# [WHAT IS ASKED]
Output the data word for word, dropping every image.

# [DATA LINES]
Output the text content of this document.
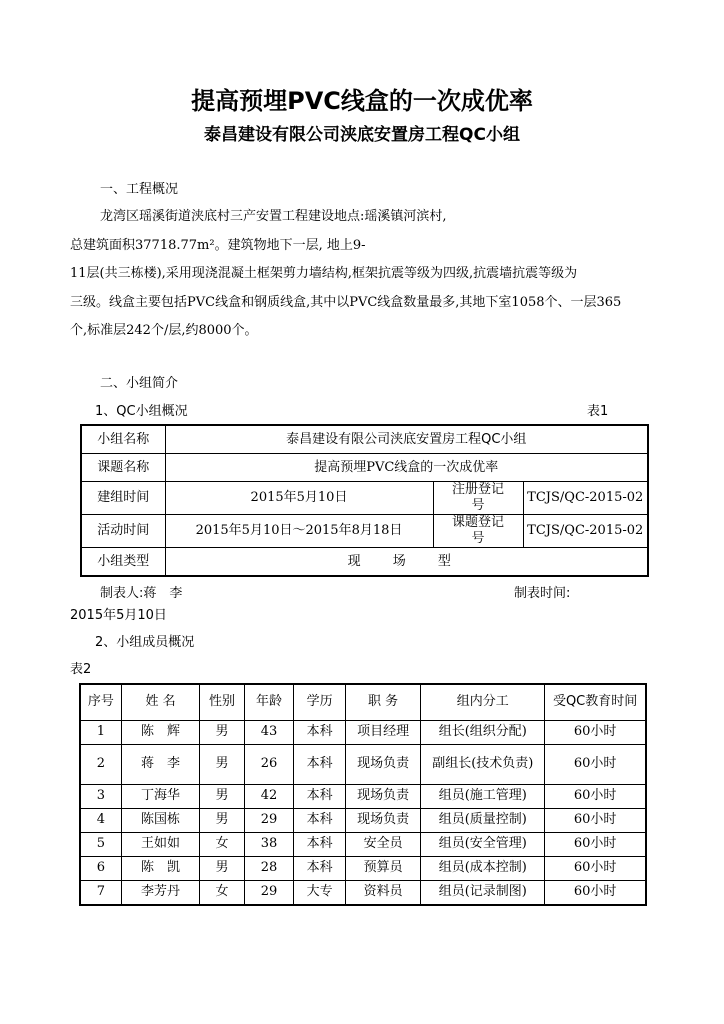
提高预埋PVC线盒的一次成优率
泰昌建设有限公司浃底安置房工程QC小组
一、工程概况
龙湾区瑶溪街道浃底村三产安置工程建设地点:瑶溪镇河滨村,
总建筑面积37718.77m²。建筑物地下一层, 地上9-
11层(共三栋楼),采用现浇混凝土框架剪力墙结构,框架抗震等级为四级,抗震墙抗震等级为
三级。线盒主要包括PVC线盒和钢质线盒,其中以PVC线盒数量最多,其地下室1058个、一层365
个,标准层242个/层,约8000个。
二、小组简介
1、QC小组概况	表1
小组名称	泰昌建设有限公司浃底安置房工程QC小组		
课题名称	提高预埋PVC线盒的一次成优率		
建组时间	2015年5月10日	注册登记号	TCJS/QC-2015-02
活动时间	2015年5月10日～2015年8月18日	课题登记号	TCJS/QC-2015-02
小组类型	现 场 型		
制表人:蒋　李	制表时间:
2015年5月10日
2、小组成员概况
表2
序号	姓 名	性别	年龄	学历	职 务	组内分工	受QC教育时间
1	陈　辉	男	43	本科	项目经理	组长(组织分配)	60小时
2	蒋　李	男	26	本科	现场负责	副组长(技术负责)	60小时
3	丁海华	男	42	本科	现场负责	组员(施工管理)	60小时
4	陈国栋	男	29	本科	现场负责	组员(质量控制)	60小时
5	王如如	女	38	本科	安全员	组员(安全管理)	60小时
6	陈　凯	男	28	本科	预算员	组员(成本控制)	60小时
7	李芳丹	女	29	大专	资料员	组员(记录制图)	60小时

# [ANSWER TO THIS PROBLEM]
Output the text content of this document.
提高预埋PVC线盒的一次成优率
泰昌建设有限公司浃底安置房工程QC小组
一、工程概况
龙湾区瑶溪街道浃底村三产安置工程建设地点:瑶溪镇河滨村,
总建筑面积37718.77m²。建筑物地下一层, 地上9-
11层(共三栋楼),采用现浇混凝土框架剪力墙结构,框架抗震等级为四级,抗震墙抗震等级为
三级。线盒主要包括PVC线盒和钢质线盒,其中以PVC线盒数量最多,其地下室1058个、一层365
个,标准层242个/层,约8000个。
二、小组简介
1、QC小组概况	表1
小组名称	泰昌建设有限公司浃底安置房工程QC小组		
课题名称	提高预埋PVC线盒的一次成优率		
建组时间	2015年5月10日	注册登记号	TCJS/QC-2015-02
活动时间	2015年5月10日～2015年8月18日	课题登记号	TCJS/QC-2015-02
小组类型	现 场 型		
制表人:蒋　李	制表时间:
2015年5月10日
2、小组成员概况
表2
序号	姓 名	性别	年龄	学历	职 务	组内分工	受QC教育时间
1	陈　辉	男	43	本科	项目经理	组长(组织分配)	60小时
2	蒋　李	男	26	本科	现场负责	副组长(技术负责)	60小时
3	丁海华	男	42	本科	现场负责	组员(施工管理)	60小时
4	陈国栋	男	29	本科	现场负责	组员(质量控制)	60小时
5	王如如	女	38	本科	安全员	组员(安全管理)	60小时
6	陈　凯	男	28	本科	预算员	组员(成本控制)	60小时
7	李芳丹	女	29	大专	资料员	组员(记录制图)	60小时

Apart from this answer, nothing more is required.